RECORDED DATA:
— BEGIN —
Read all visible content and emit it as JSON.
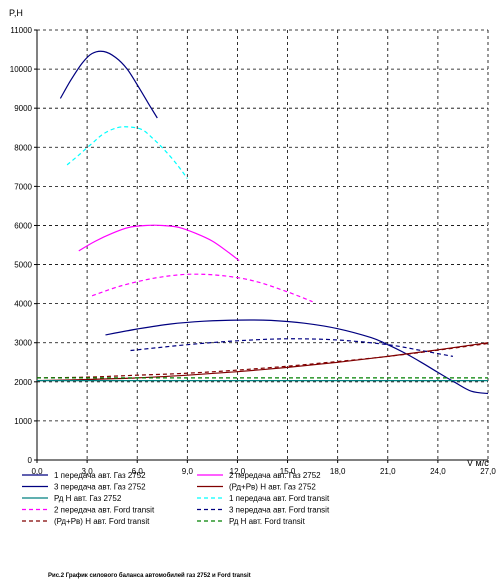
{
  "chart_data": {
    "type": "line",
    "ylabel": "P,Н",
    "xlabel": "V м/с",
    "caption": "Рис.2 График силового баланса автомобилей газ 2752 и Ford transit",
    "xlim": [
      0,
      27
    ],
    "ylim": [
      0,
      11000
    ],
    "x_ticks": [
      "0,0",
      "3,0",
      "6,0",
      "9,0",
      "12,0",
      "15,0",
      "18,0",
      "21,0",
      "24,0",
      "27,0"
    ],
    "y_ticks": [
      "0",
      "1000",
      "2000",
      "3000",
      "4000",
      "5000",
      "6000",
      "7000",
      "8000",
      "9000",
      "10000",
      "11000"
    ],
    "grid": true,
    "legend_position": "bottom",
    "series": [
      {
        "name": "1 передача авт. Газ 2752",
        "color": "#000080",
        "style": "solid",
        "x": [
          1.4,
          2.0,
          2.7,
          3.3,
          4.0,
          4.7,
          5.4,
          6.0,
          6.7,
          7.2
        ],
        "y": [
          9250,
          9700,
          10150,
          10400,
          10450,
          10300,
          10000,
          9600,
          9100,
          8750
        ]
      },
      {
        "name": "2 передача авт. Газ 2752",
        "color": "#ff00ff",
        "style": "solid",
        "x": [
          2.5,
          3.5,
          4.5,
          5.5,
          6.5,
          7.5,
          8.5,
          9.5,
          10.5,
          11.5,
          12.1
        ],
        "y": [
          5350,
          5600,
          5800,
          5950,
          6000,
          6000,
          5950,
          5800,
          5600,
          5300,
          5100
        ]
      },
      {
        "name": "3 передача авт. Газ 2752",
        "color": "#000080",
        "style": "solid",
        "x": [
          4.1,
          6.0,
          8.0,
          10.0,
          12.0,
          14.0,
          16.0,
          18.0,
          20.0,
          21.0,
          22.0,
          23.0,
          24.0,
          25.0,
          26.0,
          27.0
        ],
        "y": [
          3200,
          3350,
          3480,
          3550,
          3580,
          3570,
          3500,
          3360,
          3130,
          2950,
          2740,
          2500,
          2240,
          1990,
          1760,
          1700
        ]
      },
      {
        "name": "(Рд+Рв) Н авт. Газ 2752",
        "color": "#800000",
        "style": "solid",
        "x": [
          0,
          3,
          6,
          9,
          12,
          15,
          18,
          21,
          24,
          27
        ],
        "y": [
          2030,
          2060,
          2100,
          2170,
          2260,
          2370,
          2500,
          2650,
          2820,
          3000
        ]
      },
      {
        "name": "Рд Н авт. Газ 2752",
        "color": "#008080",
        "style": "solid",
        "x": [
          0,
          27
        ],
        "y": [
          2030,
          2030
        ]
      },
      {
        "name": "1 передача авт. Ford transit",
        "color": "#00ffff",
        "style": "dash",
        "x": [
          1.8,
          2.5,
          3.3,
          4.0,
          4.8,
          5.5,
          6.3,
          7.0,
          7.7,
          8.4,
          9.0
        ],
        "y": [
          7550,
          7800,
          8100,
          8350,
          8500,
          8520,
          8450,
          8200,
          7900,
          7550,
          7200
        ]
      },
      {
        "name": "2 передача авт. Ford transit",
        "color": "#ff00ff",
        "style": "dash",
        "x": [
          3.3,
          5.0,
          7.0,
          9.0,
          11.0,
          13.0,
          15.0,
          16.5
        ],
        "y": [
          4200,
          4450,
          4650,
          4750,
          4720,
          4580,
          4300,
          4050
        ]
      },
      {
        "name": "3 передача авт. Ford transit",
        "color": "#000080",
        "style": "dash",
        "x": [
          5.6,
          9.0,
          12.0,
          15.0,
          18.0,
          21.0,
          23.0,
          24.9
        ],
        "y": [
          2800,
          2950,
          3050,
          3100,
          3070,
          2950,
          2800,
          2650
        ]
      },
      {
        "name": "(Рд+Рв) Н авт. Ford transit",
        "color": "#800000",
        "style": "dash",
        "x": [
          0,
          3,
          6,
          9,
          12,
          15,
          18,
          21,
          24,
          27
        ],
        "y": [
          2100,
          2120,
          2170,
          2220,
          2300,
          2400,
          2520,
          2650,
          2810,
          2980
        ]
      },
      {
        "name": "Рд Н авт. Ford transit",
        "color": "#008000",
        "style": "dash",
        "x": [
          0,
          27
        ],
        "y": [
          2100,
          2100
        ]
      }
    ]
  }
}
— END —
Copy every entry exactly as written. Pictures are excluded.

THE OUTPUT:
Read all visible content and emit it as JSON.
{
  "chart_data": {
    "type": "line",
    "ylabel": "P,Н",
    "xlabel": "V м/с",
    "caption": "Рис.2 График силового баланса автомобилей газ 2752 и Ford transit",
    "xlim": [
      0,
      27
    ],
    "ylim": [
      0,
      11000
    ],
    "x_ticks": [
      "0,0",
      "3,0",
      "6,0",
      "9,0",
      "12,0",
      "15,0",
      "18,0",
      "21,0",
      "24,0",
      "27,0"
    ],
    "y_ticks": [
      "0",
      "1000",
      "2000",
      "3000",
      "4000",
      "5000",
      "6000",
      "7000",
      "8000",
      "9000",
      "10000",
      "11000"
    ],
    "grid": true,
    "legend_position": "bottom",
    "series": [
      {
        "name": "1 передача авт. Газ 2752",
        "color": "#000080",
        "style": "solid",
        "x": [
          1.4,
          2.0,
          2.7,
          3.3,
          4.0,
          4.7,
          5.4,
          6.0,
          6.7,
          7.2
        ],
        "y": [
          9250,
          9700,
          10150,
          10400,
          10450,
          10300,
          10000,
          9600,
          9100,
          8750
        ]
      },
      {
        "name": "2 передача авт. Газ 2752",
        "color": "#ff00ff",
        "style": "solid",
        "x": [
          2.5,
          3.5,
          4.5,
          5.5,
          6.5,
          7.5,
          8.5,
          9.5,
          10.5,
          11.5,
          12.1
        ],
        "y": [
          5350,
          5600,
          5800,
          5950,
          6000,
          6000,
          5950,
          5800,
          5600,
          5300,
          5100
        ]
      },
      {
        "name": "3 передача авт. Газ 2752",
        "color": "#000080",
        "style": "solid",
        "x": [
          4.1,
          6.0,
          8.0,
          10.0,
          12.0,
          14.0,
          16.0,
          18.0,
          20.0,
          21.0,
          22.0,
          23.0,
          24.0,
          25.0,
          26.0,
          27.0
        ],
        "y": [
          3200,
          3350,
          3480,
          3550,
          3580,
          3570,
          3500,
          3360,
          3130,
          2950,
          2740,
          2500,
          2240,
          1990,
          1760,
          1700
        ]
      },
      {
        "name": "(Рд+Рв) Н авт. Газ 2752",
        "color": "#800000",
        "style": "solid",
        "x": [
          0,
          3,
          6,
          9,
          12,
          15,
          18,
          21,
          24,
          27
        ],
        "y": [
          2030,
          2060,
          2100,
          2170,
          2260,
          2370,
          2500,
          2650,
          2820,
          3000
        ]
      },
      {
        "name": "Рд Н авт. Газ 2752",
        "color": "#008080",
        "style": "solid",
        "x": [
          0,
          27
        ],
        "y": [
          2030,
          2030
        ]
      },
      {
        "name": "1 передача авт. Ford transit",
        "color": "#00ffff",
        "style": "dash",
        "x": [
          1.8,
          2.5,
          3.3,
          4.0,
          4.8,
          5.5,
          6.3,
          7.0,
          7.7,
          8.4,
          9.0
        ],
        "y": [
          7550,
          7800,
          8100,
          8350,
          8500,
          8520,
          8450,
          8200,
          7900,
          7550,
          7200
        ]
      },
      {
        "name": "2 передача авт. Ford transit",
        "color": "#ff00ff",
        "style": "dash",
        "x": [
          3.3,
          5.0,
          7.0,
          9.0,
          11.0,
          13.0,
          15.0,
          16.5
        ],
        "y": [
          4200,
          4450,
          4650,
          4750,
          4720,
          4580,
          4300,
          4050
        ]
      },
      {
        "name": "3 передача авт. Ford transit",
        "color": "#000080",
        "style": "dash",
        "x": [
          5.6,
          9.0,
          12.0,
          15.0,
          18.0,
          21.0,
          23.0,
          24.9
        ],
        "y": [
          2800,
          2950,
          3050,
          3100,
          3070,
          2950,
          2800,
          2650
        ]
      },
      {
        "name": "(Рд+Рв) Н авт. Ford transit",
        "color": "#800000",
        "style": "dash",
        "x": [
          0,
          3,
          6,
          9,
          12,
          15,
          18,
          21,
          24,
          27
        ],
        "y": [
          2100,
          2120,
          2170,
          2220,
          2300,
          2400,
          2520,
          2650,
          2810,
          2980
        ]
      },
      {
        "name": "Рд Н авт. Ford transit",
        "color": "#008000",
        "style": "dash",
        "x": [
          0,
          27
        ],
        "y": [
          2100,
          2100
        ]
      }
    ]
  }
}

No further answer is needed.